## Set problem
Write the records out again, keeping each line exactly as it is.
-- Begin Extracted material --
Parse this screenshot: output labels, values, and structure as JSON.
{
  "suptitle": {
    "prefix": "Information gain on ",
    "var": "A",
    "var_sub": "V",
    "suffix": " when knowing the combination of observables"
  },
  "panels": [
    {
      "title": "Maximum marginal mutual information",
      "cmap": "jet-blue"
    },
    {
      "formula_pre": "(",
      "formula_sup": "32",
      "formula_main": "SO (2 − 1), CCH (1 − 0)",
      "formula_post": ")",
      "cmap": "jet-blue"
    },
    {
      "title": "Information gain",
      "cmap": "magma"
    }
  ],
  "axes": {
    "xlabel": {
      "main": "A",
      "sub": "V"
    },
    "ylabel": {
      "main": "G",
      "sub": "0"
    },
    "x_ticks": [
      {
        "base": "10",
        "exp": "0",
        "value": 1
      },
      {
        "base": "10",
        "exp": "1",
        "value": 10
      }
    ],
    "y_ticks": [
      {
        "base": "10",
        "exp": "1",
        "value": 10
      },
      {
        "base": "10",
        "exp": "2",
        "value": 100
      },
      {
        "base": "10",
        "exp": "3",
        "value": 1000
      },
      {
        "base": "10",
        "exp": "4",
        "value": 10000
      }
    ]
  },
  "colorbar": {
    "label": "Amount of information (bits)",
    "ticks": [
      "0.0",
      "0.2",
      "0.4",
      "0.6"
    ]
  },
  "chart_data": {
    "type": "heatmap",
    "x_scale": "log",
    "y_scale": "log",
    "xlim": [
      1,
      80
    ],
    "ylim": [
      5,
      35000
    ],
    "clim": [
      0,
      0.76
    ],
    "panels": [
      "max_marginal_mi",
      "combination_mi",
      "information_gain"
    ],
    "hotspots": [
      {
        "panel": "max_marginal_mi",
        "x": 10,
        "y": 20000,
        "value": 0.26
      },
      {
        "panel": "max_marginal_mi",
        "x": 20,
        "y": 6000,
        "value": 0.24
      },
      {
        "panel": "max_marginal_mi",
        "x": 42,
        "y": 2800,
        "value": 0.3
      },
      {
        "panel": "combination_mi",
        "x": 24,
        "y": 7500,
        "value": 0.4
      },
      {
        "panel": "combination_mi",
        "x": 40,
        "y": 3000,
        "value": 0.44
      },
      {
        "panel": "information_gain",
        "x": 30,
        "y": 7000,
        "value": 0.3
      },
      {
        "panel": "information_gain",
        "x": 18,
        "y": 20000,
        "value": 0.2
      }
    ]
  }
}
-- End Extracted material --
## Full answer
Parse this screenshot: output labels, values, and structure as JSON.
{
  "suptitle": {
    "prefix": "Information gain on ",
    "var": "A",
    "var_sub": "V",
    "suffix": " when knowing the combination of observables"
  },
  "panels": [
    {
      "title": "Maximum marginal mutual information",
      "cmap": "jet-blue"
    },
    {
      "formula_pre": "(",
      "formula_sup": "32",
      "formula_main": "SO (2 − 1), CCH (1 − 0)",
      "formula_post": ")",
      "cmap": "jet-blue"
    },
    {
      "title": "Information gain",
      "cmap": "magma"
    }
  ],
  "axes": {
    "xlabel": {
      "main": "A",
      "sub": "V"
    },
    "ylabel": {
      "main": "G",
      "sub": "0"
    },
    "x_ticks": [
      {
        "base": "10",
        "exp": "0",
        "value": 1
      },
      {
        "base": "10",
        "exp": "1",
        "value": 10
      }
    ],
    "y_ticks": [
      {
        "base": "10",
        "exp": "1",
        "value": 10
      },
      {
        "base": "10",
        "exp": "2",
        "value": 100
      },
      {
        "base": "10",
        "exp": "3",
        "value": 1000
      },
      {
        "base": "10",
        "exp": "4",
        "value": 10000
      }
    ]
  },
  "colorbar": {
    "label": "Amount of information (bits)",
    "ticks": [
      "0.0",
      "0.2",
      "0.4",
      "0.6"
    ]
  },
  "chart_data": {
    "type": "heatmap",
    "x_scale": "log",
    "y_scale": "log",
    "xlim": [
      1,
      80
    ],
    "ylim": [
      5,
      35000
    ],
    "clim": [
      0,
      0.76
    ],
    "panels": [
      "max_marginal_mi",
      "combination_mi",
      "information_gain"
    ],
    "hotspots": [
      {
        "panel": "max_marginal_mi",
        "x": 10,
        "y": 20000,
        "value": 0.26
      },
      {
        "panel": "max_marginal_mi",
        "x": 20,
        "y": 6000,
        "value": 0.24
      },
      {
        "panel": "max_marginal_mi",
        "x": 42,
        "y": 2800,
        "value": 0.3
      },
      {
        "panel": "combination_mi",
        "x": 24,
        "y": 7500,
        "value": 0.4
      },
      {
        "panel": "combination_mi",
        "x": 40,
        "y": 3000,
        "value": 0.44
      },
      {
        "panel": "information_gain",
        "x": 30,
        "y": 7000,
        "value": 0.3
      },
      {
        "panel": "information_gain",
        "x": 18,
        "y": 20000,
        "value": 0.2
      }
    ]
  }
}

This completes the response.